Determine how many lines include the string "this". Output that number only.

Extracted records:
◇ ◇ ◇ ◇ ◇ ◇ ◇

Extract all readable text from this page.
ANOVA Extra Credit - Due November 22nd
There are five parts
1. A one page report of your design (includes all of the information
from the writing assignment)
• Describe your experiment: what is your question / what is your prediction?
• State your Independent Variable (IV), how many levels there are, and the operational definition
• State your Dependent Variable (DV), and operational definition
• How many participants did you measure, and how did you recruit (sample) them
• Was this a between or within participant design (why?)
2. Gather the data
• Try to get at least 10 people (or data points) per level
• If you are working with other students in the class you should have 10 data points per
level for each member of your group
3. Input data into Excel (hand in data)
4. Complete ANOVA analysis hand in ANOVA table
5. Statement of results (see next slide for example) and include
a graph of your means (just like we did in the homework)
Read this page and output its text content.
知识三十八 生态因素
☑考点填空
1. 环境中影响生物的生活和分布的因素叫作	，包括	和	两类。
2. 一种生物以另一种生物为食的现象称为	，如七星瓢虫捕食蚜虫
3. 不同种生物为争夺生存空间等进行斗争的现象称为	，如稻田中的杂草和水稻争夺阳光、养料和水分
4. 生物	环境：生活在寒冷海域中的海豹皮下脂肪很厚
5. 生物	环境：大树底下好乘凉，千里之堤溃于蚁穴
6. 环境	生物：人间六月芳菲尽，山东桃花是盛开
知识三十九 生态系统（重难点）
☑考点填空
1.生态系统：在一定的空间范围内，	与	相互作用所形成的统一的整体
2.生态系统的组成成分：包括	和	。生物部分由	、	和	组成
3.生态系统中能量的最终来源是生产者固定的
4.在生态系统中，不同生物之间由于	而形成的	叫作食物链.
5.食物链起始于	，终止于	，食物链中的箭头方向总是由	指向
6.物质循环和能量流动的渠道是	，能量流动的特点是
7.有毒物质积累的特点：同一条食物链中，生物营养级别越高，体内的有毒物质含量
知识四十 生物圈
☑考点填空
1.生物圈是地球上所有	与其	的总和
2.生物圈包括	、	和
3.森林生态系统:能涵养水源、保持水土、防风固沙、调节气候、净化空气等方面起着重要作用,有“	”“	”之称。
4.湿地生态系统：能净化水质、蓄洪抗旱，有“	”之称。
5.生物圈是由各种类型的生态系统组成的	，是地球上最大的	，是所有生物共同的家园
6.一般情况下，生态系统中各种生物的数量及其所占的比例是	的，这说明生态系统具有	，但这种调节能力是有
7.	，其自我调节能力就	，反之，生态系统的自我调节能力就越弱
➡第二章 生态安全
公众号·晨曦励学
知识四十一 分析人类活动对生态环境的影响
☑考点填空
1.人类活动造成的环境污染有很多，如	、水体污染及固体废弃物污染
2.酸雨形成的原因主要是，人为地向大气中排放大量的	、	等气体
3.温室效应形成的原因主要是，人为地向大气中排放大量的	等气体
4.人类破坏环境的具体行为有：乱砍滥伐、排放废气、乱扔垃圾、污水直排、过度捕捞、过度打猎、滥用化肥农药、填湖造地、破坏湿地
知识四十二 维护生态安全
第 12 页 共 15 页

◇ ◇ ◇ ◇ ◇ ◇ ◇

* REPLY TO THE EXERCISE: 3